> [Instruction]
Print the material below line for line, changing nothing.

> [Records for processing]
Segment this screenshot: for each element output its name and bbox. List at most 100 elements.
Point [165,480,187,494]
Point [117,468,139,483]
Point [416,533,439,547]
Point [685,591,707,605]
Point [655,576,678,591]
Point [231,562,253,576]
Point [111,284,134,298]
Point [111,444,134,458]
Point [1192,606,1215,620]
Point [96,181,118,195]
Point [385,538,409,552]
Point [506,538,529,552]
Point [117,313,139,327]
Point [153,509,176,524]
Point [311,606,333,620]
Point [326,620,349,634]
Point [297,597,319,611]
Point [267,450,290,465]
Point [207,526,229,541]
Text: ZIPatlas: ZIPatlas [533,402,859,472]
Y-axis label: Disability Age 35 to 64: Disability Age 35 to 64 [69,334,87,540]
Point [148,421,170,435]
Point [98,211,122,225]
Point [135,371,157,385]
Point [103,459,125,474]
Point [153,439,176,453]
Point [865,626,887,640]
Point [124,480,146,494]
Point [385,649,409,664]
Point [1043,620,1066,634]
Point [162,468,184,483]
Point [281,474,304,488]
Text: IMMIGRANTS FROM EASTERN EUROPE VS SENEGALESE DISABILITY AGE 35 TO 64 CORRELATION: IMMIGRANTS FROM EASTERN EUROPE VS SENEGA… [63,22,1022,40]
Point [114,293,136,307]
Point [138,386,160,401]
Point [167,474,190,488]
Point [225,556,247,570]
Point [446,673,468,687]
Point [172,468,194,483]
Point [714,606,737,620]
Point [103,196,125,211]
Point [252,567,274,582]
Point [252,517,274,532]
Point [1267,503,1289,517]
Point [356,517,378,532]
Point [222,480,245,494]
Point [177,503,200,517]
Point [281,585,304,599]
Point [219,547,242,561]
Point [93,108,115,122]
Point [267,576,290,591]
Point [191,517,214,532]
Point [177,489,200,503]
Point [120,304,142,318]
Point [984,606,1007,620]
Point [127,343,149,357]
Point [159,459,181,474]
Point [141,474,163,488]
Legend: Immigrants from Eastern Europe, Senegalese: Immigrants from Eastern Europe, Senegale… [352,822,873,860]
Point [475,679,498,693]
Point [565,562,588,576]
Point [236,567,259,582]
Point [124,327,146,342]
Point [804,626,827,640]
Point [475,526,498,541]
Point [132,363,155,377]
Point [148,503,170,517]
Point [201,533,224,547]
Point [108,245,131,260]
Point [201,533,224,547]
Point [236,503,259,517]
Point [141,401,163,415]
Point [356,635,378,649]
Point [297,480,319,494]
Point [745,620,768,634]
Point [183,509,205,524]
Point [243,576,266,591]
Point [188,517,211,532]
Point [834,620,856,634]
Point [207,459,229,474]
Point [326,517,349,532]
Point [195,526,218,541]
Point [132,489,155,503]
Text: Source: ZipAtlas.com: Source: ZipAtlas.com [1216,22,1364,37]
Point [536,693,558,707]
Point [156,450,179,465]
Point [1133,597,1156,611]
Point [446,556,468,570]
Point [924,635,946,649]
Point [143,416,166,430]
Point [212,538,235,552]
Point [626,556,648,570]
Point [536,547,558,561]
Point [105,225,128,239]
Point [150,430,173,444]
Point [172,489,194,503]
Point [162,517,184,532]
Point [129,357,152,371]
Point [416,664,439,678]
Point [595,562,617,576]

> [Response to the exercise]
Segment this screenshot: for each element output its name and bbox. List at most 100 elements.
Point [165,480,187,494]
Point [117,468,139,483]
Point [416,533,439,547]
Point [685,591,707,605]
Point [655,576,678,591]
Point [231,562,253,576]
Point [111,284,134,298]
Point [111,444,134,458]
Point [1192,606,1215,620]
Point [96,181,118,195]
Point [385,538,409,552]
Point [506,538,529,552]
Point [117,313,139,327]
Point [153,509,176,524]
Point [311,606,333,620]
Point [326,620,349,634]
Point [297,597,319,611]
Point [267,450,290,465]
Point [207,526,229,541]
Text: ZIPatlas: ZIPatlas [533,402,859,472]
Y-axis label: Disability Age 35 to 64: Disability Age 35 to 64 [69,334,87,540]
Point [148,421,170,435]
Point [98,211,122,225]
Point [135,371,157,385]
Point [103,459,125,474]
Point [153,439,176,453]
Point [865,626,887,640]
Point [124,480,146,494]
Point [385,649,409,664]
Point [1043,620,1066,634]
Point [162,468,184,483]
Point [281,474,304,488]
Text: IMMIGRANTS FROM EASTERN EUROPE VS SENEGALESE DISABILITY AGE 35 TO 64 CORRELATION: IMMIGRANTS FROM EASTERN EUROPE VS SENEGA… [63,22,1022,40]
Point [114,293,136,307]
Point [138,386,160,401]
Point [167,474,190,488]
Point [225,556,247,570]
Point [446,673,468,687]
Point [172,468,194,483]
Point [714,606,737,620]
Point [103,196,125,211]
Point [252,567,274,582]
Point [252,517,274,532]
Point [1267,503,1289,517]
Point [356,517,378,532]
Point [222,480,245,494]
Point [177,503,200,517]
Point [281,585,304,599]
Point [219,547,242,561]
Point [93,108,115,122]
Point [267,576,290,591]
Point [191,517,214,532]
Point [177,489,200,503]
Point [120,304,142,318]
Point [984,606,1007,620]
Point [127,343,149,357]
Point [159,459,181,474]
Point [141,474,163,488]
Legend: Immigrants from Eastern Europe, Senegalese: Immigrants from Eastern Europe, Senegale… [352,822,873,860]
Point [475,679,498,693]
Point [565,562,588,576]
Point [236,567,259,582]
Point [124,327,146,342]
Point [804,626,827,640]
Point [475,526,498,541]
Point [132,363,155,377]
Point [148,503,170,517]
Point [201,533,224,547]
Point [108,245,131,260]
Point [201,533,224,547]
Point [236,503,259,517]
Point [141,401,163,415]
Point [356,635,378,649]
Point [297,480,319,494]
Point [745,620,768,634]
Point [183,509,205,524]
Point [243,576,266,591]
Point [188,517,211,532]
Point [834,620,856,634]
Point [207,459,229,474]
Point [326,517,349,532]
Point [195,526,218,541]
Point [132,489,155,503]
Text: Source: ZipAtlas.com: Source: ZipAtlas.com [1216,22,1364,37]
Point [536,693,558,707]
Point [156,450,179,465]
Point [1133,597,1156,611]
Point [446,556,468,570]
Point [924,635,946,649]
Point [143,416,166,430]
Point [212,538,235,552]
Point [626,556,648,570]
Point [536,547,558,561]
Point [105,225,128,239]
Point [150,430,173,444]
Point [172,489,194,503]
Point [162,517,184,532]
Point [129,357,152,371]
Point [416,664,439,678]
Point [595,562,617,576]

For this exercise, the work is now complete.